Reproduce the listing below exactly, minus its pictures.

— BEGIN Recorded data —

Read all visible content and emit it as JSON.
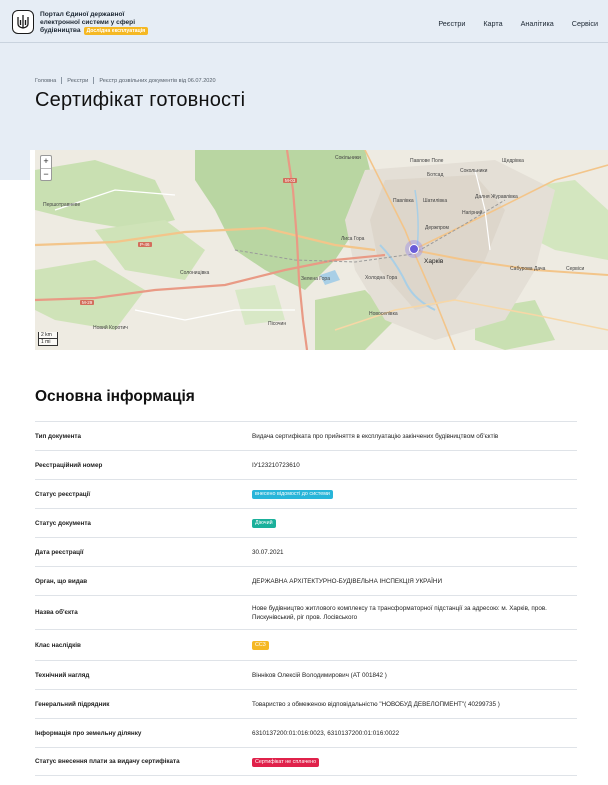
{
  "header": {
    "brand_line1": "Портал Єдиної державної",
    "brand_line2": "електронної системи у сфері",
    "brand_line3": "будівництва",
    "test_badge": "Дослідна експлуатація",
    "nav": [
      "Реєстри",
      "Карта",
      "Аналітика",
      "Сервіси"
    ]
  },
  "breadcrumb": [
    "Головна",
    "Реєстри",
    "Реєстр дозвільних документів від 06.07.2020"
  ],
  "page_title": "Сертифікат готовності",
  "map": {
    "zoom_in": "+",
    "zoom_out": "−",
    "scale_km": "2 km",
    "scale_mi": "1 mi",
    "labels": {
      "pershotravneve": "Першотравневе",
      "sokilnyky": "Сокільники",
      "pavlove_pole": "Павлове Поле",
      "shchetynivka": "Щедрівка",
      "botsad": "Ботсад",
      "sokilnyky2": "Сокольники",
      "shatylivka": "Шатилівка",
      "pavlivka": "Павлівка",
      "nahirnyi": "Нагірний",
      "dalnia": "Далня Журавлівка",
      "derzhprom": "Держпром",
      "lysa_gora": "Лиса Гора",
      "kharkiv": "Харків",
      "solonytsivka": "Солоницівка",
      "pisochyn": "Пісочин",
      "novoselivka": "Новоселівка",
      "novyi_korotych": "Новий Коротич",
      "saburova": "Сабурова Дача",
      "zelena": "Зелена Гора",
      "kholodna": "Холодна Гора",
      "m03": "М-03",
      "r46": "Р-46",
      "m29": "М-29",
      "servisy": "Сервіси"
    }
  },
  "section_title": "Основна інформація",
  "colors": {
    "status_registration": "#28b5d9",
    "status_document": "#1bb09b",
    "class_cc": "#f5b823",
    "payment_status": "#e0214a"
  },
  "info": [
    {
      "label": "Тип документа",
      "value": "Видача сертифіката про прийняття в експлуатацію закінчених будівництвом об'єктів"
    },
    {
      "label": "Реєстраційний номер",
      "value": "ІУ123210723610"
    },
    {
      "label": "Статус реєстрації",
      "value": "внесено відомості до системи"
    },
    {
      "label": "Статус документа",
      "value": "Діючий"
    },
    {
      "label": "Дата реєстрації",
      "value": "30.07.2021"
    },
    {
      "label": "Орган, що видав",
      "value": "ДЕРЖАВНА АРХІТЕКТУРНО-БУДІВЕЛЬНА ІНСПЕКЦІЯ УКРАЇНИ"
    },
    {
      "label": "Назва об'єкта",
      "value": "Нове будівництво житлового комплексу та трансформаторної підстанції за адресою: м. Харків, пров. Пискунівський, ріг пров. Лосівського"
    },
    {
      "label": "Клас наслідків",
      "value": "СС3"
    },
    {
      "label": "Технічний нагляд",
      "value": "Вінніков Олексій Володимирович (АТ 001842 )"
    },
    {
      "label": "Генеральний підрядник",
      "value": "Товариство з обмеженою відповідальністю \"НОВОБУД ДЕВЕЛОПМЕНТ\"( 40299735 )"
    },
    {
      "label": "Інформація про земельну ділянку",
      "value": "6310137200:01:016:0023, 6310137200:01:016:0022"
    },
    {
      "label": "Статус внесення плати за видачу сертифіката",
      "value": "Сертифікат не сплачено"
    }
  ]
}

— END Recorded data —

Correct answer:
Read all visible content and emit it as JSON.
{
  "header": {
    "brand_line1": "Портал Єдиної державної",
    "brand_line2": "електронної системи у сфері",
    "brand_line3": "будівництва",
    "test_badge": "Дослідна експлуатація",
    "nav": [
      "Реєстри",
      "Карта",
      "Аналітика",
      "Сервіси"
    ]
  },
  "breadcrumb": [
    "Головна",
    "Реєстри",
    "Реєстр дозвільних документів від 06.07.2020"
  ],
  "page_title": "Сертифікат готовності",
  "map": {
    "zoom_in": "+",
    "zoom_out": "−",
    "scale_km": "2 km",
    "scale_mi": "1 mi",
    "labels": {
      "pershotravneve": "Першотравневе",
      "sokilnyky": "Сокільники",
      "pavlove_pole": "Павлове Поле",
      "shchetynivka": "Щедрівка",
      "botsad": "Ботсад",
      "sokilnyky2": "Сокольники",
      "shatylivka": "Шатилівка",
      "pavlivka": "Павлівка",
      "nahirnyi": "Нагірний",
      "dalnia": "Далня Журавлівка",
      "derzhprom": "Держпром",
      "lysa_gora": "Лиса Гора",
      "kharkiv": "Харків",
      "solonytsivka": "Солоницівка",
      "pisochyn": "Пісочин",
      "novoselivka": "Новоселівка",
      "novyi_korotych": "Новий Коротич",
      "saburova": "Сабурова Дача",
      "zelena": "Зелена Гора",
      "kholodna": "Холодна Гора",
      "m03": "М-03",
      "r46": "Р-46",
      "m29": "М-29",
      "servisy": "Сервіси"
    }
  },
  "section_title": "Основна інформація",
  "colors": {
    "status_registration": "#28b5d9",
    "status_document": "#1bb09b",
    "class_cc": "#f5b823",
    "payment_status": "#e0214a"
  },
  "info": [
    {
      "label": "Тип документа",
      "value": "Видача сертифіката про прийняття в експлуатацію закінчених будівництвом об'єктів"
    },
    {
      "label": "Реєстраційний номер",
      "value": "ІУ123210723610"
    },
    {
      "label": "Статус реєстрації",
      "value": "внесено відомості до системи"
    },
    {
      "label": "Статус документа",
      "value": "Діючий"
    },
    {
      "label": "Дата реєстрації",
      "value": "30.07.2021"
    },
    {
      "label": "Орган, що видав",
      "value": "ДЕРЖАВНА АРХІТЕКТУРНО-БУДІВЕЛЬНА ІНСПЕКЦІЯ УКРАЇНИ"
    },
    {
      "label": "Назва об'єкта",
      "value": "Нове будівництво житлового комплексу та трансформаторної підстанції за адресою: м. Харків, пров. Пискунівський, ріг пров. Лосівського"
    },
    {
      "label": "Клас наслідків",
      "value": "СС3"
    },
    {
      "label": "Технічний нагляд",
      "value": "Вінніков Олексій Володимирович (АТ 001842 )"
    },
    {
      "label": "Генеральний підрядник",
      "value": "Товариство з обмеженою відповідальністю \"НОВОБУД ДЕВЕЛОПМЕНТ\"( 40299735 )"
    },
    {
      "label": "Інформація про земельну ділянку",
      "value": "6310137200:01:016:0023, 6310137200:01:016:0022"
    },
    {
      "label": "Статус внесення плати за видачу сертифіката",
      "value": "Сертифікат не сплачено"
    }
  ]
}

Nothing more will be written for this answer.